### Task details
Retype each entry below, keeping every character the same.

━━━ Records ━━━

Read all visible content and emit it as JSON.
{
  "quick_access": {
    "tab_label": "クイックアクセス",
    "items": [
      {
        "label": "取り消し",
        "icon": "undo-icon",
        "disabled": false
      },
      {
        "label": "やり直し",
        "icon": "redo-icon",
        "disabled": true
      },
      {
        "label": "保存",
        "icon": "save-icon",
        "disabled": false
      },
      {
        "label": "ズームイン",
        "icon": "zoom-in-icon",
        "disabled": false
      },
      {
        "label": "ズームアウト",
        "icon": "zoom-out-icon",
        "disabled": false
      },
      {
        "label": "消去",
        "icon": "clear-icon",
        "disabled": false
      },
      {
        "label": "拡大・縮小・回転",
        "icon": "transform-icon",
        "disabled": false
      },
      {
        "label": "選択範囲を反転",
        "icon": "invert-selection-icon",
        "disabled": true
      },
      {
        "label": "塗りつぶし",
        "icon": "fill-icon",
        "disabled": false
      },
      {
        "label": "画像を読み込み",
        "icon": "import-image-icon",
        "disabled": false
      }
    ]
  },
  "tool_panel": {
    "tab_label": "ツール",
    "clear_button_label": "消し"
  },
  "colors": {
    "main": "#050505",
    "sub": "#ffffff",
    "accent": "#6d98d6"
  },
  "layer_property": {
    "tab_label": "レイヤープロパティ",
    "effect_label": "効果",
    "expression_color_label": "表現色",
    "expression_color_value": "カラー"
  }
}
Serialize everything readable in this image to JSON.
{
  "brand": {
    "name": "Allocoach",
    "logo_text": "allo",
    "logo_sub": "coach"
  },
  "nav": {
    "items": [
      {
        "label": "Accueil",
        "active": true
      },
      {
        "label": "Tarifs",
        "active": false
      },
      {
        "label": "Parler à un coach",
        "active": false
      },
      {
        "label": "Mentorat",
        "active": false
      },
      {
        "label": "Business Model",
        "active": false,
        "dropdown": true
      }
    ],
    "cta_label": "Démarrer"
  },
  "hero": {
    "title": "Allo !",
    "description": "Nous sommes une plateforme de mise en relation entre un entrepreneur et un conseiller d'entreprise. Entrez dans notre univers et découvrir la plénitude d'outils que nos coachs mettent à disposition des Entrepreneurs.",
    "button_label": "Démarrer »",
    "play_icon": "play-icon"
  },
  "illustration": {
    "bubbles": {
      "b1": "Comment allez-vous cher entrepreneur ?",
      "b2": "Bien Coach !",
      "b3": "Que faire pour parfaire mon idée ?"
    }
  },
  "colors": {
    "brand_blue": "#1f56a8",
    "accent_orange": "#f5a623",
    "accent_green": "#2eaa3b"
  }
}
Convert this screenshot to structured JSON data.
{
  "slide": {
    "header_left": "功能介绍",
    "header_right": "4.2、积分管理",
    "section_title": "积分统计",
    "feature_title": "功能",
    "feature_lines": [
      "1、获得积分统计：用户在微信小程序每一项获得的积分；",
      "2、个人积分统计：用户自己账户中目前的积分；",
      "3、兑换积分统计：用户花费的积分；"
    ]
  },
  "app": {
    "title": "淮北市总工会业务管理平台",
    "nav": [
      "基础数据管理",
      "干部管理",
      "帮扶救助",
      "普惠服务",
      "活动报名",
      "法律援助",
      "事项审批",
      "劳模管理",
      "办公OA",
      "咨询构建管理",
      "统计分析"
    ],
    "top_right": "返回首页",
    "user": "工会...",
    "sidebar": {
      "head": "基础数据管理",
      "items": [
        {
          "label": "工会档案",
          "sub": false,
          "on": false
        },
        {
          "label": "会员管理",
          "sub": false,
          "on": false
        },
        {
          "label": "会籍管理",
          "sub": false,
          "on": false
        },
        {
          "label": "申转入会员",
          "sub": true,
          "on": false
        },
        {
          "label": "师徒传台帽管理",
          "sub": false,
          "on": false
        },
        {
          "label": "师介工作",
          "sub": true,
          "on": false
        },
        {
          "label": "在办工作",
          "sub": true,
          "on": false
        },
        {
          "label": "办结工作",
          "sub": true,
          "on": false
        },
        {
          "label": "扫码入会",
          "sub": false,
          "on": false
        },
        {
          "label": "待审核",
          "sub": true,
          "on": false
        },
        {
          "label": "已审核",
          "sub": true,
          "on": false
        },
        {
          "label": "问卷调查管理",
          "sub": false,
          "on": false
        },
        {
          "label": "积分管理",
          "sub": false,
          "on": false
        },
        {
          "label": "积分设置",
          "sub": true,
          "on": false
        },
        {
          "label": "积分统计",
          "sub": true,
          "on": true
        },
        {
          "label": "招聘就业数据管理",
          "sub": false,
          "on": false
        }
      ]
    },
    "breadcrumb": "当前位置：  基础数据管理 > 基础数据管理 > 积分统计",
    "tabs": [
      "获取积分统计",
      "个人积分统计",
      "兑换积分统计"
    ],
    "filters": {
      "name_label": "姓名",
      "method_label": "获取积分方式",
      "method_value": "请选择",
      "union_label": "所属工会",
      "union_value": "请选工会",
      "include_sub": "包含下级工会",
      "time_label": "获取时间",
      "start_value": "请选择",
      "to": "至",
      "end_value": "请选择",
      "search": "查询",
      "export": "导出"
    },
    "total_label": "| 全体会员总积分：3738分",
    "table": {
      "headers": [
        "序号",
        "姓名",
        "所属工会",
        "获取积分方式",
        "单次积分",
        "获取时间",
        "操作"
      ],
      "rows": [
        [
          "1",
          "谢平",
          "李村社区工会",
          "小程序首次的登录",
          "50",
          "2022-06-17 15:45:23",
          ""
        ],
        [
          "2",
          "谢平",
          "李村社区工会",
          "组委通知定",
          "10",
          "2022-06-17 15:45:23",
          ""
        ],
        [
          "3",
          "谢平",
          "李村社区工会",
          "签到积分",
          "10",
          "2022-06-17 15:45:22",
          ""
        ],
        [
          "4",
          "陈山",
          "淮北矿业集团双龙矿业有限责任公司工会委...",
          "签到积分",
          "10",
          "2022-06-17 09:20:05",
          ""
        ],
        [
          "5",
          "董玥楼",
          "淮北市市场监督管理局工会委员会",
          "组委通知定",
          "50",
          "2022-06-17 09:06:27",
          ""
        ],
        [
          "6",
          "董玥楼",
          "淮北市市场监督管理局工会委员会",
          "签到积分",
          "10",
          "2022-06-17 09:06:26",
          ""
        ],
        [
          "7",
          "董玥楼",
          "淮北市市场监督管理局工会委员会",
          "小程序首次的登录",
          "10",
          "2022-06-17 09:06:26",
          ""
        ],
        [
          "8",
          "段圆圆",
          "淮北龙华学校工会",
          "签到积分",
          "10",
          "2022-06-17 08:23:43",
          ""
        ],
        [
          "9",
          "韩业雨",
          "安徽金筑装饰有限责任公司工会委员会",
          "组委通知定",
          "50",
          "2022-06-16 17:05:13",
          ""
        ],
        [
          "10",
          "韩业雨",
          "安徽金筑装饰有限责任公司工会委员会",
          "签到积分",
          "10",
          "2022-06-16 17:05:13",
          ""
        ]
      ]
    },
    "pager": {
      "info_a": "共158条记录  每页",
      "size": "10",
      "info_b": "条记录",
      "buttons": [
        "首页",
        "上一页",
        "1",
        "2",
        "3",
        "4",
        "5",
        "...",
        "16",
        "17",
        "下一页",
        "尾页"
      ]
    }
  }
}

━━━

### Solution for this exercise
Read all visible content and emit it as JSON.
{
  "quick_access": {
    "tab_label": "クイックアクセス",
    "items": [
      {
        "label": "取り消し",
        "icon": "undo-icon",
        "disabled": false
      },
      {
        "label": "やり直し",
        "icon": "redo-icon",
        "disabled": true
      },
      {
        "label": "保存",
        "icon": "save-icon",
        "disabled": false
      },
      {
        "label": "ズームイン",
        "icon": "zoom-in-icon",
        "disabled": false
      },
      {
        "label": "ズームアウト",
        "icon": "zoom-out-icon",
        "disabled": false
      },
      {
        "label": "消去",
        "icon": "clear-icon",
        "disabled": false
      },
      {
        "label": "拡大・縮小・回転",
        "icon": "transform-icon",
        "disabled": false
      },
      {
        "label": "選択範囲を反転",
        "icon": "invert-selection-icon",
        "disabled": true
      },
      {
        "label": "塗りつぶし",
        "icon": "fill-icon",
        "disabled": false
      },
      {
        "label": "画像を読み込み",
        "icon": "import-image-icon",
        "disabled": false
      }
    ]
  },
  "tool_panel": {
    "tab_label": "ツール",
    "clear_button_label": "消し"
  },
  "colors": {
    "main": "#050505",
    "sub": "#ffffff",
    "accent": "#6d98d6"
  },
  "layer_property": {
    "tab_label": "レイヤープロパティ",
    "effect_label": "効果",
    "expression_color_label": "表現色",
    "expression_color_value": "カラー"
  }
}
Serialize everything readable in this image to JSON.
{
  "brand": {
    "name": "Allocoach",
    "logo_text": "allo",
    "logo_sub": "coach"
  },
  "nav": {
    "items": [
      {
        "label": "Accueil",
        "active": true
      },
      {
        "label": "Tarifs",
        "active": false
      },
      {
        "label": "Parler à un coach",
        "active": false
      },
      {
        "label": "Mentorat",
        "active": false
      },
      {
        "label": "Business Model",
        "active": false,
        "dropdown": true
      }
    ],
    "cta_label": "Démarrer"
  },
  "hero": {
    "title": "Allo !",
    "description": "Nous sommes une plateforme de mise en relation entre un entrepreneur et un conseiller d'entreprise. Entrez dans notre univers et découvrir la plénitude d'outils que nos coachs mettent à disposition des Entrepreneurs.",
    "button_label": "Démarrer »",
    "play_icon": "play-icon"
  },
  "illustration": {
    "bubbles": {
      "b1": "Comment allez-vous cher entrepreneur ?",
      "b2": "Bien Coach !",
      "b3": "Que faire pour parfaire mon idée ?"
    }
  },
  "colors": {
    "brand_blue": "#1f56a8",
    "accent_orange": "#f5a623",
    "accent_green": "#2eaa3b"
  }
}
Convert this screenshot to structured JSON data.
{
  "slide": {
    "header_left": "功能介绍",
    "header_right": "4.2、积分管理",
    "section_title": "积分统计",
    "feature_title": "功能",
    "feature_lines": [
      "1、获得积分统计：用户在微信小程序每一项获得的积分；",
      "2、个人积分统计：用户自己账户中目前的积分；",
      "3、兑换积分统计：用户花费的积分；"
    ]
  },
  "app": {
    "title": "淮北市总工会业务管理平台",
    "nav": [
      "基础数据管理",
      "干部管理",
      "帮扶救助",
      "普惠服务",
      "活动报名",
      "法律援助",
      "事项审批",
      "劳模管理",
      "办公OA",
      "咨询构建管理",
      "统计分析"
    ],
    "top_right": "返回首页",
    "user": "工会...",
    "sidebar": {
      "head": "基础数据管理",
      "items": [
        {
          "label": "工会档案",
          "sub": false,
          "on": false
        },
        {
          "label": "会员管理",
          "sub": false,
          "on": false
        },
        {
          "label": "会籍管理",
          "sub": false,
          "on": false
        },
        {
          "label": "申转入会员",
          "sub": true,
          "on": false
        },
        {
          "label": "师徒传台帽管理",
          "sub": false,
          "on": false
        },
        {
          "label": "师介工作",
          "sub": true,
          "on": false
        },
        {
          "label": "在办工作",
          "sub": true,
          "on": false
        },
        {
          "label": "办结工作",
          "sub": true,
          "on": false
        },
        {
          "label": "扫码入会",
          "sub": false,
          "on": false
        },
        {
          "label": "待审核",
          "sub": true,
          "on": false
        },
        {
          "label": "已审核",
          "sub": true,
          "on": false
        },
        {
          "label": "问卷调查管理",
          "sub": false,
          "on": false
        },
        {
          "label": "积分管理",
          "sub": false,
          "on": false
        },
        {
          "label": "积分设置",
          "sub": true,
          "on": false
        },
        {
          "label": "积分统计",
          "sub": true,
          "on": true
        },
        {
          "label": "招聘就业数据管理",
          "sub": false,
          "on": false
        }
      ]
    },
    "breadcrumb": "当前位置：  基础数据管理 > 基础数据管理 > 积分统计",
    "tabs": [
      "获取积分统计",
      "个人积分统计",
      "兑换积分统计"
    ],
    "filters": {
      "name_label": "姓名",
      "method_label": "获取积分方式",
      "method_value": "请选择",
      "union_label": "所属工会",
      "union_value": "请选工会",
      "include_sub": "包含下级工会",
      "time_label": "获取时间",
      "start_value": "请选择",
      "to": "至",
      "end_value": "请选择",
      "search": "查询",
      "export": "导出"
    },
    "total_label": "| 全体会员总积分：3738分",
    "table": {
      "headers": [
        "序号",
        "姓名",
        "所属工会",
        "获取积分方式",
        "单次积分",
        "获取时间",
        "操作"
      ],
      "rows": [
        [
          "1",
          "谢平",
          "李村社区工会",
          "小程序首次的登录",
          "50",
          "2022-06-17 15:45:23",
          ""
        ],
        [
          "2",
          "谢平",
          "李村社区工会",
          "组委通知定",
          "10",
          "2022-06-17 15:45:23",
          ""
        ],
        [
          "3",
          "谢平",
          "李村社区工会",
          "签到积分",
          "10",
          "2022-06-17 15:45:22",
          ""
        ],
        [
          "4",
          "陈山",
          "淮北矿业集团双龙矿业有限责任公司工会委...",
          "签到积分",
          "10",
          "2022-06-17 09:20:05",
          ""
        ],
        [
          "5",
          "董玥楼",
          "淮北市市场监督管理局工会委员会",
          "组委通知定",
          "50",
          "2022-06-17 09:06:27",
          ""
        ],
        [
          "6",
          "董玥楼",
          "淮北市市场监督管理局工会委员会",
          "签到积分",
          "10",
          "2022-06-17 09:06:26",
          ""
        ],
        [
          "7",
          "董玥楼",
          "淮北市市场监督管理局工会委员会",
          "小程序首次的登录",
          "10",
          "2022-06-17 09:06:26",
          ""
        ],
        [
          "8",
          "段圆圆",
          "淮北龙华学校工会",
          "签到积分",
          "10",
          "2022-06-17 08:23:43",
          ""
        ],
        [
          "9",
          "韩业雨",
          "安徽金筑装饰有限责任公司工会委员会",
          "组委通知定",
          "50",
          "2022-06-16 17:05:13",
          ""
        ],
        [
          "10",
          "韩业雨",
          "安徽金筑装饰有限责任公司工会委员会",
          "签到积分",
          "10",
          "2022-06-16 17:05:13",
          ""
        ]
      ]
    },
    "pager": {
      "info_a": "共158条记录  每页",
      "size": "10",
      "info_b": "条记录",
      "buttons": [
        "首页",
        "上一页",
        "1",
        "2",
        "3",
        "4",
        "5",
        "...",
        "16",
        "17",
        "下一页",
        "尾页"
      ]
    }
  }
}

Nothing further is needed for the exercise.